:: EXERCISE DATA

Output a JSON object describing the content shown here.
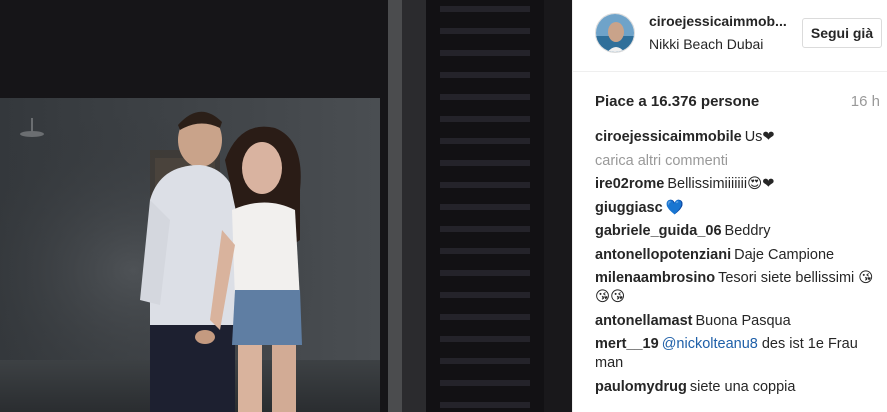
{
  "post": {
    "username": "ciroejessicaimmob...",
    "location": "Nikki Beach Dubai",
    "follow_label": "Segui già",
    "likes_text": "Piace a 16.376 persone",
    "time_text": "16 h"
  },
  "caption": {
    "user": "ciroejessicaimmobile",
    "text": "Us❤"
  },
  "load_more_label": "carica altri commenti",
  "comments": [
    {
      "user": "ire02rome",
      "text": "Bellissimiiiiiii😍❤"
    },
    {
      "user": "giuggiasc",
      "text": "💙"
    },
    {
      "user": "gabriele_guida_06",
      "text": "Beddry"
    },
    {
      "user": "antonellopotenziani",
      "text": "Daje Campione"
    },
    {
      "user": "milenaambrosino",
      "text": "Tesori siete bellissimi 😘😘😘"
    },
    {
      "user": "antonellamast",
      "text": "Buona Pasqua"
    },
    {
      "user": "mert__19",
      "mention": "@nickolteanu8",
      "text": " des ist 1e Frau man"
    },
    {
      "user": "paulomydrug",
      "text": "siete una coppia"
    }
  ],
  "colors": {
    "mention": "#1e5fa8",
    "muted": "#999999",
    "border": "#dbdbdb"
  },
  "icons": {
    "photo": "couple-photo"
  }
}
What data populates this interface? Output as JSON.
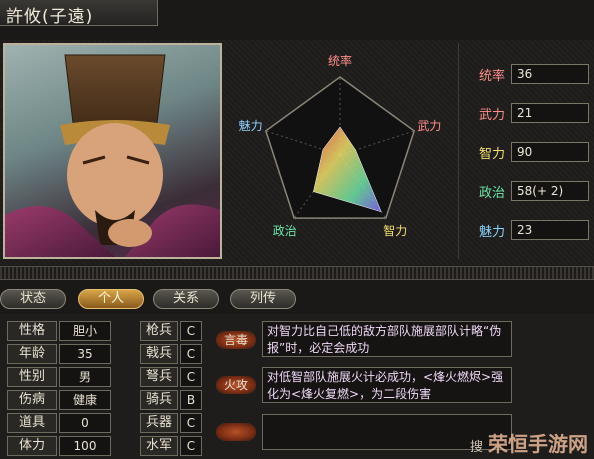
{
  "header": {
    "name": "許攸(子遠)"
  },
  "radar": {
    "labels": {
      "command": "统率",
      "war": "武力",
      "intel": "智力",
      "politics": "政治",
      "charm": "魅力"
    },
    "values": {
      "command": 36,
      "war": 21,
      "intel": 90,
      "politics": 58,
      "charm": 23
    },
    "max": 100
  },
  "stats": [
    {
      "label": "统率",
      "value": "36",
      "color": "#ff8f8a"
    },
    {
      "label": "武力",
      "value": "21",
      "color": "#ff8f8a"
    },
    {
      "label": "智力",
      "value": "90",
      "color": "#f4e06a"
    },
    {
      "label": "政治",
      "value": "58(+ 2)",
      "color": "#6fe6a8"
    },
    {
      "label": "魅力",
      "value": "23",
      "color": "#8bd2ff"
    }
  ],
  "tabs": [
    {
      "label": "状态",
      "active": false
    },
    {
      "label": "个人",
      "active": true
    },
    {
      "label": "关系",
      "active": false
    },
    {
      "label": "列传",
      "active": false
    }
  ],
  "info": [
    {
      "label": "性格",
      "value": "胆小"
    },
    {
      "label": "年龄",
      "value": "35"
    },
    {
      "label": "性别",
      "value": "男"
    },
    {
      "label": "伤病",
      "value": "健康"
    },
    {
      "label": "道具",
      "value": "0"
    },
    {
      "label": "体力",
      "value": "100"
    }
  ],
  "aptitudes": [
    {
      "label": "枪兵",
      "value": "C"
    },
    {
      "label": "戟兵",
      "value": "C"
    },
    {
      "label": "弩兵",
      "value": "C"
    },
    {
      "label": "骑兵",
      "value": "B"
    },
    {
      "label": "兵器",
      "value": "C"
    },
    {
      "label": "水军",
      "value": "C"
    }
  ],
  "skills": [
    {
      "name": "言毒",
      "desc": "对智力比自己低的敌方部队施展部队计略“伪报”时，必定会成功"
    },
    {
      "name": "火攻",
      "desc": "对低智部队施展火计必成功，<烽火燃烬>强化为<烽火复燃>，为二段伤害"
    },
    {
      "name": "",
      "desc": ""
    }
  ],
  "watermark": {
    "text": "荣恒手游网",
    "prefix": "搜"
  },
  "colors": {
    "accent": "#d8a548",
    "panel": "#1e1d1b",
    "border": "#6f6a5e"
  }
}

::::

Could you repeat all of the material exactly? Pictures should not be copied.

Output a JSON object describing the content shown here.
{
  "post": {
    "username": "ciroejessicaimmob...",
    "location": "Nikki Beach Dubai",
    "follow_label": "Segui già",
    "likes_text": "Piace a 16.376 persone",
    "time_text": "16 h"
  },
  "caption": {
    "user": "ciroejessicaimmobile",
    "text": "Us❤"
  },
  "load_more_label": "carica altri commenti",
  "comments": [
    {
      "user": "ire02rome",
      "text": "Bellissimiiiiiii😍❤"
    },
    {
      "user": "giuggiasc",
      "text": "💙"
    },
    {
      "user": "gabriele_guida_06",
      "text": "Beddry"
    },
    {
      "user": "antonellopotenziani",
      "text": "Daje Campione"
    },
    {
      "user": "milenaambrosino",
      "text": "Tesori siete bellissimi 😘😘😘"
    },
    {
      "user": "antonellamast",
      "text": "Buona Pasqua"
    },
    {
      "user": "mert__19",
      "mention": "@nickolteanu8",
      "text": " des ist 1e Frau man"
    },
    {
      "user": "paulomydrug",
      "text": "siete una coppia"
    }
  ],
  "colors": {
    "mention": "#1e5fa8",
    "muted": "#999999",
    "border": "#dbdbdb"
  },
  "icons": {
    "photo": "couple-photo"
  }
}
What data populates this interface? Output as JSON.
{
  "header": {
    "name": "許攸(子遠)"
  },
  "radar": {
    "labels": {
      "command": "统率",
      "war": "武力",
      "intel": "智力",
      "politics": "政治",
      "charm": "魅力"
    },
    "values": {
      "command": 36,
      "war": 21,
      "intel": 90,
      "politics": 58,
      "charm": 23
    },
    "max": 100
  },
  "stats": [
    {
      "label": "统率",
      "value": "36",
      "color": "#ff8f8a"
    },
    {
      "label": "武力",
      "value": "21",
      "color": "#ff8f8a"
    },
    {
      "label": "智力",
      "value": "90",
      "color": "#f4e06a"
    },
    {
      "label": "政治",
      "value": "58(+ 2)",
      "color": "#6fe6a8"
    },
    {
      "label": "魅力",
      "value": "23",
      "color": "#8bd2ff"
    }
  ],
  "tabs": [
    {
      "label": "状态",
      "active": false
    },
    {
      "label": "个人",
      "active": true
    },
    {
      "label": "关系",
      "active": false
    },
    {
      "label": "列传",
      "active": false
    }
  ],
  "info": [
    {
      "label": "性格",
      "value": "胆小"
    },
    {
      "label": "年龄",
      "value": "35"
    },
    {
      "label": "性别",
      "value": "男"
    },
    {
      "label": "伤病",
      "value": "健康"
    },
    {
      "label": "道具",
      "value": "0"
    },
    {
      "label": "体力",
      "value": "100"
    }
  ],
  "aptitudes": [
    {
      "label": "枪兵",
      "value": "C"
    },
    {
      "label": "戟兵",
      "value": "C"
    },
    {
      "label": "弩兵",
      "value": "C"
    },
    {
      "label": "骑兵",
      "value": "B"
    },
    {
      "label": "兵器",
      "value": "C"
    },
    {
      "label": "水军",
      "value": "C"
    }
  ],
  "skills": [
    {
      "name": "言毒",
      "desc": "对智力比自己低的敌方部队施展部队计略“伪报”时，必定会成功"
    },
    {
      "name": "火攻",
      "desc": "对低智部队施展火计必成功，<烽火燃烬>强化为<烽火复燃>，为二段伤害"
    },
    {
      "name": "",
      "desc": ""
    }
  ],
  "watermark": {
    "text": "荣恒手游网",
    "prefix": "搜"
  },
  "colors": {
    "accent": "#d8a548",
    "panel": "#1e1d1b",
    "border": "#6f6a5e"
  }
}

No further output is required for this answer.